WRITTEN EXERCISE: Copy every line of the records below that holds the word "раствора".
MATERIAL SUPPLIED start
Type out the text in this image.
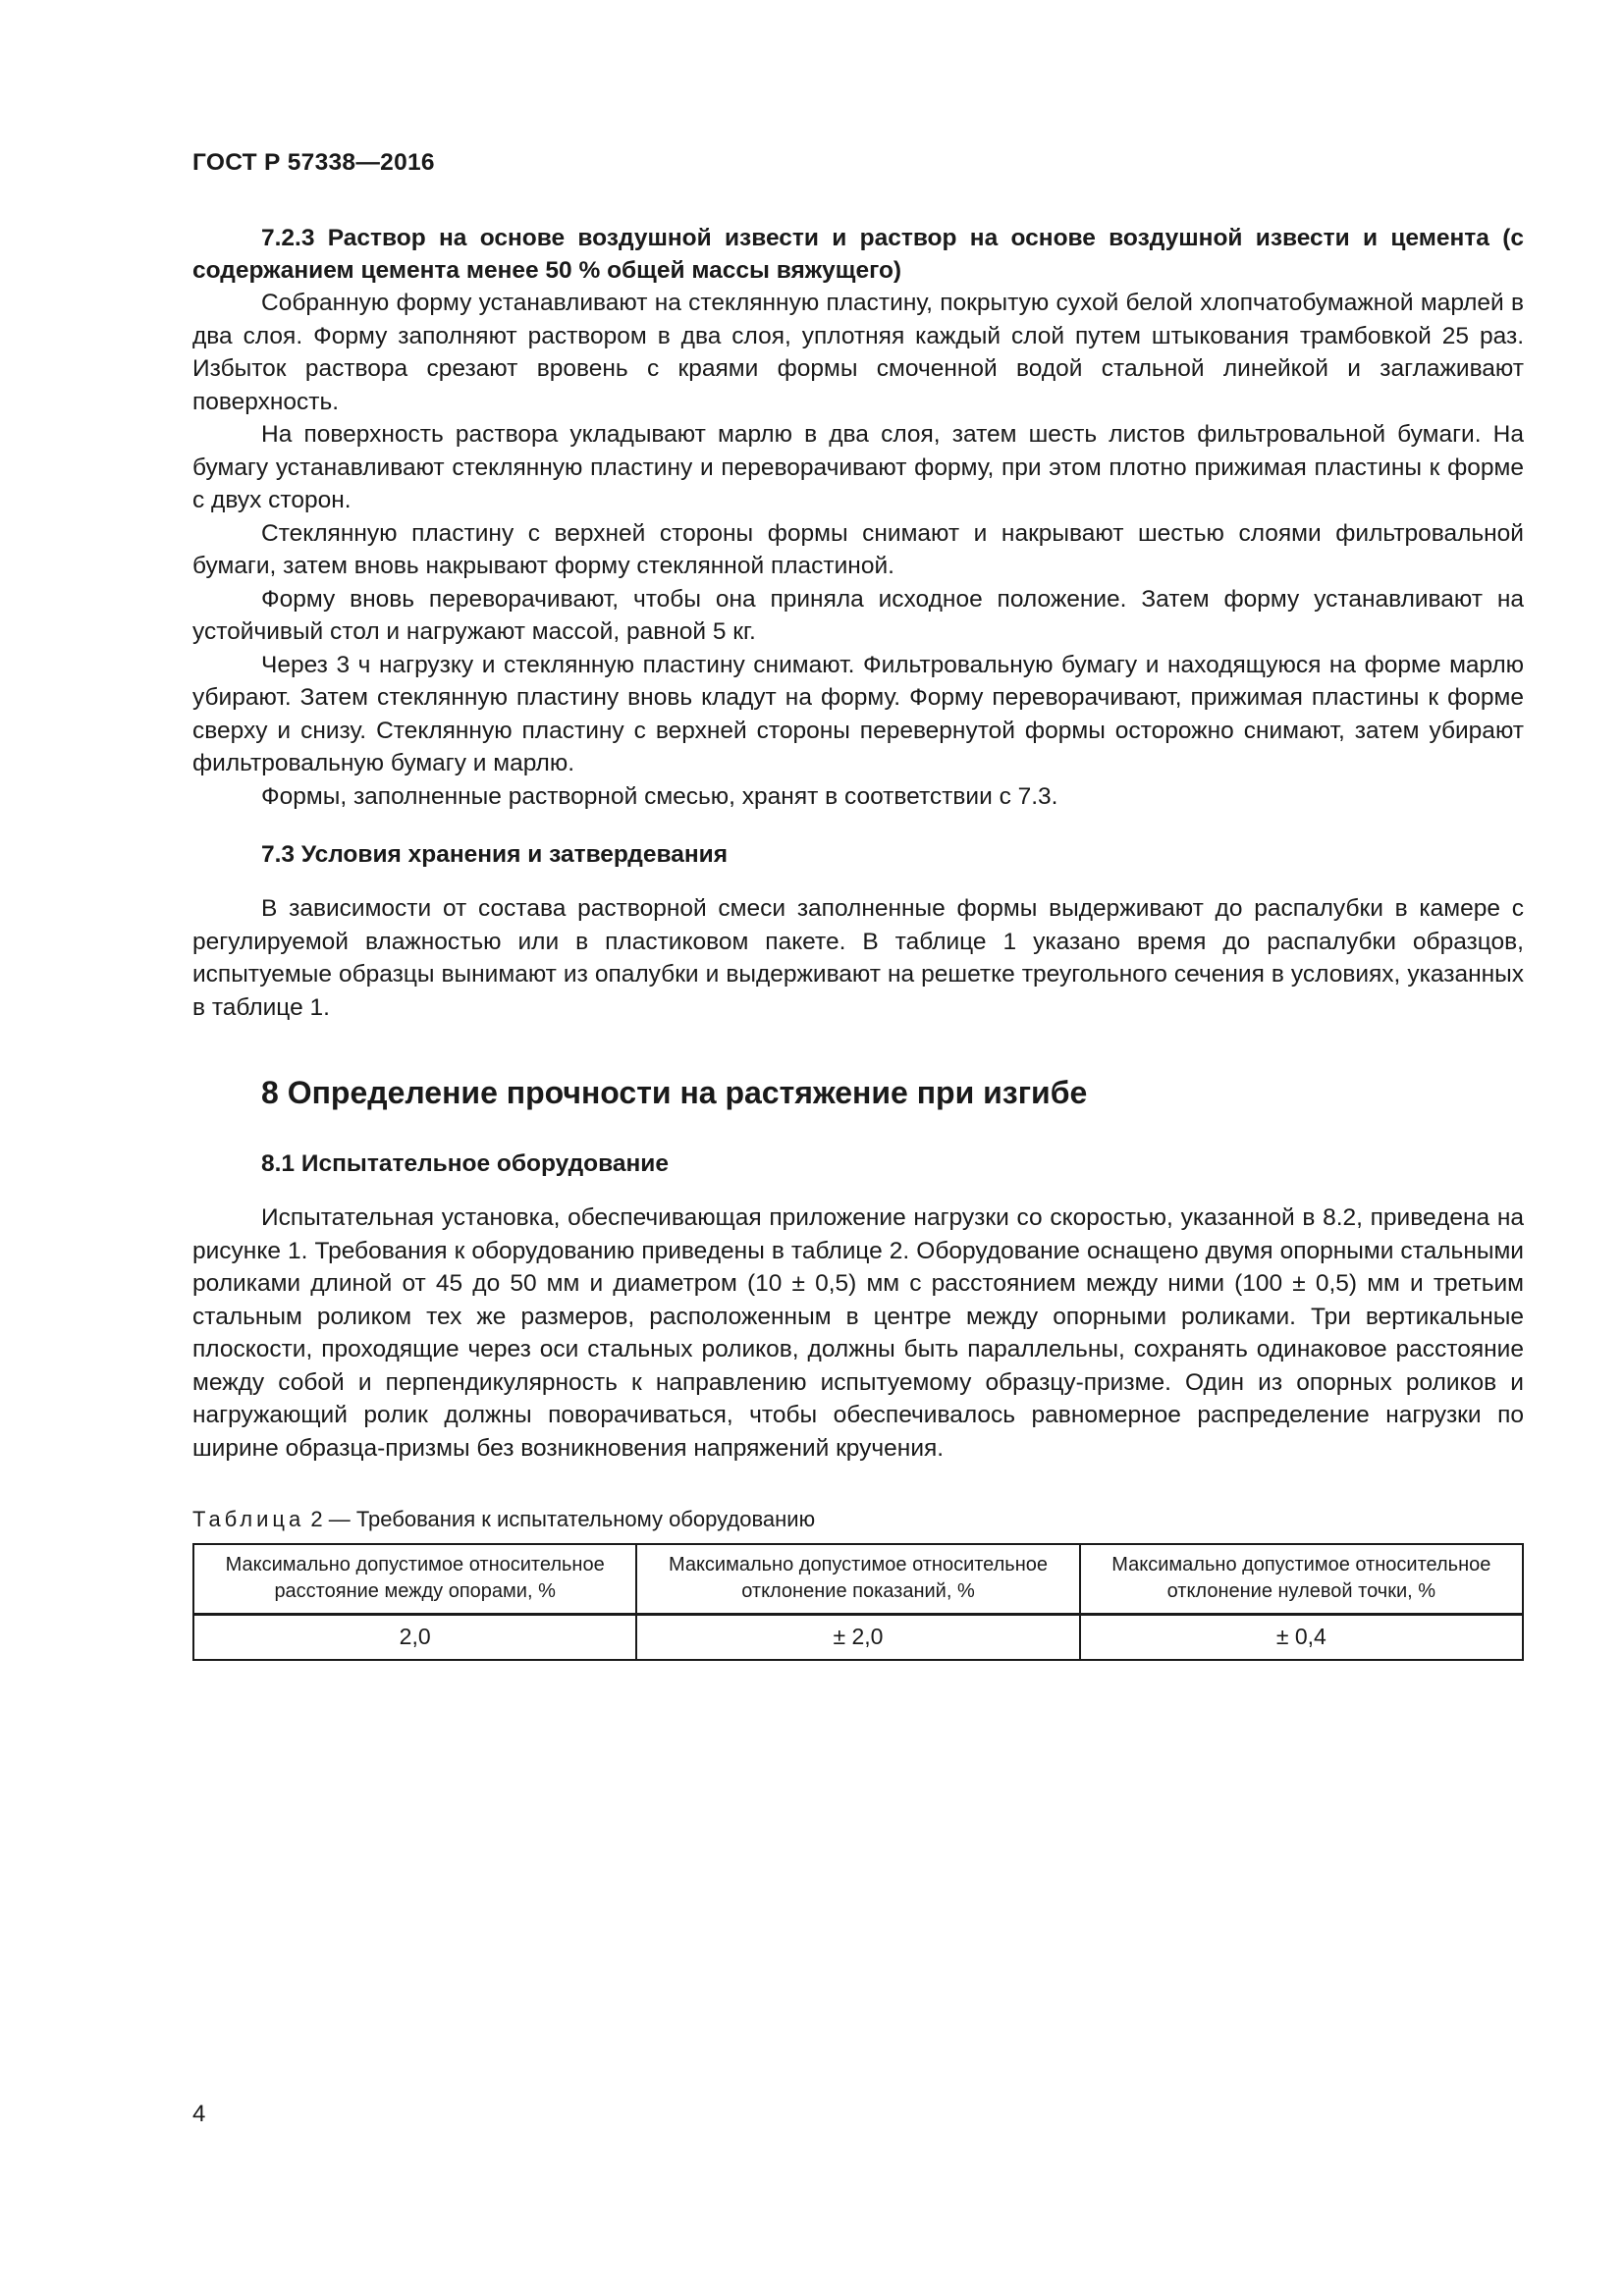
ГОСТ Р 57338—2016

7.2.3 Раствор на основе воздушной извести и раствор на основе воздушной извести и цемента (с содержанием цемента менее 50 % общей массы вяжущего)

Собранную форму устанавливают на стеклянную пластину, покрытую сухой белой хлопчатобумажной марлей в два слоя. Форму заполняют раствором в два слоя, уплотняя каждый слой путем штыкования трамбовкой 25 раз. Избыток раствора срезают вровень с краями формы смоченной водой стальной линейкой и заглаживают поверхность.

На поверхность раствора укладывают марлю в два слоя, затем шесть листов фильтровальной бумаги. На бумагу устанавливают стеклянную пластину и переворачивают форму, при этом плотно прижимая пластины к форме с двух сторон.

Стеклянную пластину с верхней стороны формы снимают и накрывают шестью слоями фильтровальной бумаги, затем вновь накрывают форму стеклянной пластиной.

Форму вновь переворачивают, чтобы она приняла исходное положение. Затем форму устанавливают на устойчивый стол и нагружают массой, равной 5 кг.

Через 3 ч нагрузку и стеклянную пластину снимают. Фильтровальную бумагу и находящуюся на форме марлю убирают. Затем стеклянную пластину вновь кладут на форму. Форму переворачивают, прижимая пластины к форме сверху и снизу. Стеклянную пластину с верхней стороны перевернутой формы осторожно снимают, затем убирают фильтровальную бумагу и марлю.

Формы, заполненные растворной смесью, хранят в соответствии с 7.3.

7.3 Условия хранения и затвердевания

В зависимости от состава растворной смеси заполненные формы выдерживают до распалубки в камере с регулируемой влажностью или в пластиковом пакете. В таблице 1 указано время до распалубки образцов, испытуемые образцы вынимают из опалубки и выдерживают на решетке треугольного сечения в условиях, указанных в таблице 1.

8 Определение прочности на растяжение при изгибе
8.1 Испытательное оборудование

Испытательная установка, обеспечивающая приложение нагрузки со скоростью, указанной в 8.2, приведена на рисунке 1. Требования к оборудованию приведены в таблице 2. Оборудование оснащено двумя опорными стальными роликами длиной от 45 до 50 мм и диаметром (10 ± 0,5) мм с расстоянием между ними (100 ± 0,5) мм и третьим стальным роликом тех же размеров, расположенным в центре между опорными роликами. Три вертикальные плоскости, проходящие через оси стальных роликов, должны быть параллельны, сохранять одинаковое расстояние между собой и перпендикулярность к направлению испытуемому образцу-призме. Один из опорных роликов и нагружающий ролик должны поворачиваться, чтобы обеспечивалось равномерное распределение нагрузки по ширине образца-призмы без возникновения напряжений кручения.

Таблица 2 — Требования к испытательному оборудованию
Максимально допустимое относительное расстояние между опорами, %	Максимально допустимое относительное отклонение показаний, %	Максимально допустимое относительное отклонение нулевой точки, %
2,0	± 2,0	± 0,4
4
MATERIAL SUPPLIED end
EXPECTED ANSWER:
Собранную форму устанавливают на стеклянную пластину, покрытую сухой белой хлопчатобумажной марлей в два слоя. Форму заполняют раствором в два слоя, уплотняя каждый слой путем штыкования трамбовкой 25 раз. Избыток раствора срезают вровень с краями формы смоченной водой стальной линейкой и заглаживают поверхность.
На поверхность раствора укладывают марлю в два слоя, затем шесть листов фильтровальной бумаги. На бумагу устанавливают стеклянную пластину и переворачивают форму, при этом плотно прижимая пластины к форме с двух сторон.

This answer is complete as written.